PROBLEM REQUIREMENTS: Would you set down every entry shown below, precisely as written?
start RECORDS SHOWN
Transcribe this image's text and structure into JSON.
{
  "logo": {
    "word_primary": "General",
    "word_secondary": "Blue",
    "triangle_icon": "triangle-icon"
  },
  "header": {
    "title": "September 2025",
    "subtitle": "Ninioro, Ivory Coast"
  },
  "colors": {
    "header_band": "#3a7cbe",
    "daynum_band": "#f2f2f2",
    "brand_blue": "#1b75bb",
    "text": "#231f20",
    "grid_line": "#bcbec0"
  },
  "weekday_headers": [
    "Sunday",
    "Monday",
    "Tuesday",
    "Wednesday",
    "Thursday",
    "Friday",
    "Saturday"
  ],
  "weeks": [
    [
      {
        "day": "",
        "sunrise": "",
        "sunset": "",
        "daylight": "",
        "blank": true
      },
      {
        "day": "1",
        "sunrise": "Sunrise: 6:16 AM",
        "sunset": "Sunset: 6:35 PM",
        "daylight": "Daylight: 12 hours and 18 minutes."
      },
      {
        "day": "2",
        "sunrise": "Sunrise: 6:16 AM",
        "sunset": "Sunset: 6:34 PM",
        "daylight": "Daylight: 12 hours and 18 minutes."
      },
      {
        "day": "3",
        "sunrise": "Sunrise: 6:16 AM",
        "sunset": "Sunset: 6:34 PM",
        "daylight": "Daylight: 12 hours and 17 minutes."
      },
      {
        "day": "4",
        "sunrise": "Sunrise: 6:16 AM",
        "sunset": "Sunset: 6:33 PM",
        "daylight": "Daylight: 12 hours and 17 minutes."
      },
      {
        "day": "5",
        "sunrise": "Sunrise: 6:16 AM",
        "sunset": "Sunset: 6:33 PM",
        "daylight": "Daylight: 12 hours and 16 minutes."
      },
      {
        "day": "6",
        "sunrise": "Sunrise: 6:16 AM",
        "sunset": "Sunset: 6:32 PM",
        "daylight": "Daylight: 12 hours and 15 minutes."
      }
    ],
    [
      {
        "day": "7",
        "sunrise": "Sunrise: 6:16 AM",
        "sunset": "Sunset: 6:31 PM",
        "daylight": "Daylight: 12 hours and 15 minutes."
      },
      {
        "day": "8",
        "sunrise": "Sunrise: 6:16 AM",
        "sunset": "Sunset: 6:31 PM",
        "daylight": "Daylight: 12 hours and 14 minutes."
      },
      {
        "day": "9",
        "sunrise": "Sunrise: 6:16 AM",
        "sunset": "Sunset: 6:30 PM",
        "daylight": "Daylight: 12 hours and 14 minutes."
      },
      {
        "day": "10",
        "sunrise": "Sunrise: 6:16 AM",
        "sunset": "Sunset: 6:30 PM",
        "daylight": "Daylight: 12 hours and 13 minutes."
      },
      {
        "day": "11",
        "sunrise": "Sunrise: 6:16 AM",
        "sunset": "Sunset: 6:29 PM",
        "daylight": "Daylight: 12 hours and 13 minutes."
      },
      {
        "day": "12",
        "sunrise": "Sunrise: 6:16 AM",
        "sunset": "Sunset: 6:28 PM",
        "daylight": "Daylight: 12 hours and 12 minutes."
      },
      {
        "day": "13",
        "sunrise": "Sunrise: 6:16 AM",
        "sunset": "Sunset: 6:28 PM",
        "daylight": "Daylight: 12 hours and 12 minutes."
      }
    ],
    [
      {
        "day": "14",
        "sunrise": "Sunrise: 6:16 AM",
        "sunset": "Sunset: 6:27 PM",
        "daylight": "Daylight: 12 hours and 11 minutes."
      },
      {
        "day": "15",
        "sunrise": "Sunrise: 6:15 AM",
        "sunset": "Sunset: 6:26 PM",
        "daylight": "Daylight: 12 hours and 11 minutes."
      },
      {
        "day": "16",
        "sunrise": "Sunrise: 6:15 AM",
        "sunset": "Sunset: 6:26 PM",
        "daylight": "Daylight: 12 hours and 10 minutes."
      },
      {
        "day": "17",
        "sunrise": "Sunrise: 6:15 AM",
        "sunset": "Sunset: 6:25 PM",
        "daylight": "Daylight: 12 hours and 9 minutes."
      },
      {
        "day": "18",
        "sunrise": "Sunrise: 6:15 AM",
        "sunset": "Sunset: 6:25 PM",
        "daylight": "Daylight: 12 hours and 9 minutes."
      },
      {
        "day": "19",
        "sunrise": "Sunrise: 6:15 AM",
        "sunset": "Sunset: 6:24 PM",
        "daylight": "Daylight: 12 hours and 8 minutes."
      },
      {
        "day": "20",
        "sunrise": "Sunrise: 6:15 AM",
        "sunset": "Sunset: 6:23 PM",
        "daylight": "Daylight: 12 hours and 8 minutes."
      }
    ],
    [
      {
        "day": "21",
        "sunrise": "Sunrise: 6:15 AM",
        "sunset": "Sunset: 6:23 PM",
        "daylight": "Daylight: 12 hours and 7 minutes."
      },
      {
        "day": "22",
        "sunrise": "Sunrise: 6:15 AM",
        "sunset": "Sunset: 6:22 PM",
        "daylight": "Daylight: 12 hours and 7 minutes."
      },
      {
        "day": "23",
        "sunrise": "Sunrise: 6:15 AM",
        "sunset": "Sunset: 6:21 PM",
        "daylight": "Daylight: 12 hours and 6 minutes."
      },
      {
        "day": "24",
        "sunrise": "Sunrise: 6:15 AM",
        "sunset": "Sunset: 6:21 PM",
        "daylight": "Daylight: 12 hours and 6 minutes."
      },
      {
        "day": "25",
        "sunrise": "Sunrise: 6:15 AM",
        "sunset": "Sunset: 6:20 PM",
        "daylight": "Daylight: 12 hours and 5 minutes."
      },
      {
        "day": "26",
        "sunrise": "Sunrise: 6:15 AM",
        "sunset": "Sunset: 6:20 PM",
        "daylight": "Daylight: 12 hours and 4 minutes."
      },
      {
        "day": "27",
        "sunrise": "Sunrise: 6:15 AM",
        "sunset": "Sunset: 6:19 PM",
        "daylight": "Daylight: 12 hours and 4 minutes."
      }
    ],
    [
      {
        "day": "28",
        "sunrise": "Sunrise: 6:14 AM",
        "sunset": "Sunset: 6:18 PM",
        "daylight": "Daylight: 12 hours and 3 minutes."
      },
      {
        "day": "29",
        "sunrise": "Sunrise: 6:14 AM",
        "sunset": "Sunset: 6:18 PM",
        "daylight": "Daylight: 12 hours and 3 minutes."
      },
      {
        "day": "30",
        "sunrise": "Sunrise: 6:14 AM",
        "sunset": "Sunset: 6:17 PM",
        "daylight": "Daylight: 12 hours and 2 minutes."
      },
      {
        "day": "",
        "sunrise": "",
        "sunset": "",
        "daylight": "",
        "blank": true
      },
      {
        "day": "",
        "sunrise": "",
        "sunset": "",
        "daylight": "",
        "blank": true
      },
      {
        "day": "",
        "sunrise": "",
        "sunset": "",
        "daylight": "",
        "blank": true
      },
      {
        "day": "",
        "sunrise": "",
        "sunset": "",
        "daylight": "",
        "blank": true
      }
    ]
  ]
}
end RECORDS SHOWN
THE COMPLETED TASK:
Transcribe this image's text and structure into JSON.
{
  "logo": {
    "word_primary": "General",
    "word_secondary": "Blue",
    "triangle_icon": "triangle-icon"
  },
  "header": {
    "title": "September 2025",
    "subtitle": "Ninioro, Ivory Coast"
  },
  "colors": {
    "header_band": "#3a7cbe",
    "daynum_band": "#f2f2f2",
    "brand_blue": "#1b75bb",
    "text": "#231f20",
    "grid_line": "#bcbec0"
  },
  "weekday_headers": [
    "Sunday",
    "Monday",
    "Tuesday",
    "Wednesday",
    "Thursday",
    "Friday",
    "Saturday"
  ],
  "weeks": [
    [
      {
        "day": "",
        "sunrise": "",
        "sunset": "",
        "daylight": "",
        "blank": true
      },
      {
        "day": "1",
        "sunrise": "Sunrise: 6:16 AM",
        "sunset": "Sunset: 6:35 PM",
        "daylight": "Daylight: 12 hours and 18 minutes."
      },
      {
        "day": "2",
        "sunrise": "Sunrise: 6:16 AM",
        "sunset": "Sunset: 6:34 PM",
        "daylight": "Daylight: 12 hours and 18 minutes."
      },
      {
        "day": "3",
        "sunrise": "Sunrise: 6:16 AM",
        "sunset": "Sunset: 6:34 PM",
        "daylight": "Daylight: 12 hours and 17 minutes."
      },
      {
        "day": "4",
        "sunrise": "Sunrise: 6:16 AM",
        "sunset": "Sunset: 6:33 PM",
        "daylight": "Daylight: 12 hours and 17 minutes."
      },
      {
        "day": "5",
        "sunrise": "Sunrise: 6:16 AM",
        "sunset": "Sunset: 6:33 PM",
        "daylight": "Daylight: 12 hours and 16 minutes."
      },
      {
        "day": "6",
        "sunrise": "Sunrise: 6:16 AM",
        "sunset": "Sunset: 6:32 PM",
        "daylight": "Daylight: 12 hours and 15 minutes."
      }
    ],
    [
      {
        "day": "7",
        "sunrise": "Sunrise: 6:16 AM",
        "sunset": "Sunset: 6:31 PM",
        "daylight": "Daylight: 12 hours and 15 minutes."
      },
      {
        "day": "8",
        "sunrise": "Sunrise: 6:16 AM",
        "sunset": "Sunset: 6:31 PM",
        "daylight": "Daylight: 12 hours and 14 minutes."
      },
      {
        "day": "9",
        "sunrise": "Sunrise: 6:16 AM",
        "sunset": "Sunset: 6:30 PM",
        "daylight": "Daylight: 12 hours and 14 minutes."
      },
      {
        "day": "10",
        "sunrise": "Sunrise: 6:16 AM",
        "sunset": "Sunset: 6:30 PM",
        "daylight": "Daylight: 12 hours and 13 minutes."
      },
      {
        "day": "11",
        "sunrise": "Sunrise: 6:16 AM",
        "sunset": "Sunset: 6:29 PM",
        "daylight": "Daylight: 12 hours and 13 minutes."
      },
      {
        "day": "12",
        "sunrise": "Sunrise: 6:16 AM",
        "sunset": "Sunset: 6:28 PM",
        "daylight": "Daylight: 12 hours and 12 minutes."
      },
      {
        "day": "13",
        "sunrise": "Sunrise: 6:16 AM",
        "sunset": "Sunset: 6:28 PM",
        "daylight": "Daylight: 12 hours and 12 minutes."
      }
    ],
    [
      {
        "day": "14",
        "sunrise": "Sunrise: 6:16 AM",
        "sunset": "Sunset: 6:27 PM",
        "daylight": "Daylight: 12 hours and 11 minutes."
      },
      {
        "day": "15",
        "sunrise": "Sunrise: 6:15 AM",
        "sunset": "Sunset: 6:26 PM",
        "daylight": "Daylight: 12 hours and 11 minutes."
      },
      {
        "day": "16",
        "sunrise": "Sunrise: 6:15 AM",
        "sunset": "Sunset: 6:26 PM",
        "daylight": "Daylight: 12 hours and 10 minutes."
      },
      {
        "day": "17",
        "sunrise": "Sunrise: 6:15 AM",
        "sunset": "Sunset: 6:25 PM",
        "daylight": "Daylight: 12 hours and 9 minutes."
      },
      {
        "day": "18",
        "sunrise": "Sunrise: 6:15 AM",
        "sunset": "Sunset: 6:25 PM",
        "daylight": "Daylight: 12 hours and 9 minutes."
      },
      {
        "day": "19",
        "sunrise": "Sunrise: 6:15 AM",
        "sunset": "Sunset: 6:24 PM",
        "daylight": "Daylight: 12 hours and 8 minutes."
      },
      {
        "day": "20",
        "sunrise": "Sunrise: 6:15 AM",
        "sunset": "Sunset: 6:23 PM",
        "daylight": "Daylight: 12 hours and 8 minutes."
      }
    ],
    [
      {
        "day": "21",
        "sunrise": "Sunrise: 6:15 AM",
        "sunset": "Sunset: 6:23 PM",
        "daylight": "Daylight: 12 hours and 7 minutes."
      },
      {
        "day": "22",
        "sunrise": "Sunrise: 6:15 AM",
        "sunset": "Sunset: 6:22 PM",
        "daylight": "Daylight: 12 hours and 7 minutes."
      },
      {
        "day": "23",
        "sunrise": "Sunrise: 6:15 AM",
        "sunset": "Sunset: 6:21 PM",
        "daylight": "Daylight: 12 hours and 6 minutes."
      },
      {
        "day": "24",
        "sunrise": "Sunrise: 6:15 AM",
        "sunset": "Sunset: 6:21 PM",
        "daylight": "Daylight: 12 hours and 6 minutes."
      },
      {
        "day": "25",
        "sunrise": "Sunrise: 6:15 AM",
        "sunset": "Sunset: 6:20 PM",
        "daylight": "Daylight: 12 hours and 5 minutes."
      },
      {
        "day": "26",
        "sunrise": "Sunrise: 6:15 AM",
        "sunset": "Sunset: 6:20 PM",
        "daylight": "Daylight: 12 hours and 4 minutes."
      },
      {
        "day": "27",
        "sunrise": "Sunrise: 6:15 AM",
        "sunset": "Sunset: 6:19 PM",
        "daylight": "Daylight: 12 hours and 4 minutes."
      }
    ],
    [
      {
        "day": "28",
        "sunrise": "Sunrise: 6:14 AM",
        "sunset": "Sunset: 6:18 PM",
        "daylight": "Daylight: 12 hours and 3 minutes."
      },
      {
        "day": "29",
        "sunrise": "Sunrise: 6:14 AM",
        "sunset": "Sunset: 6:18 PM",
        "daylight": "Daylight: 12 hours and 3 minutes."
      },
      {
        "day": "30",
        "sunrise": "Sunrise: 6:14 AM",
        "sunset": "Sunset: 6:17 PM",
        "daylight": "Daylight: 12 hours and 2 minutes."
      },
      {
        "day": "",
        "sunrise": "",
        "sunset": "",
        "daylight": "",
        "blank": true
      },
      {
        "day": "",
        "sunrise": "",
        "sunset": "",
        "daylight": "",
        "blank": true
      },
      {
        "day": "",
        "sunrise": "",
        "sunset": "",
        "daylight": "",
        "blank": true
      },
      {
        "day": "",
        "sunrise": "",
        "sunset": "",
        "daylight": "",
        "blank": true
      }
    ]
  ]
}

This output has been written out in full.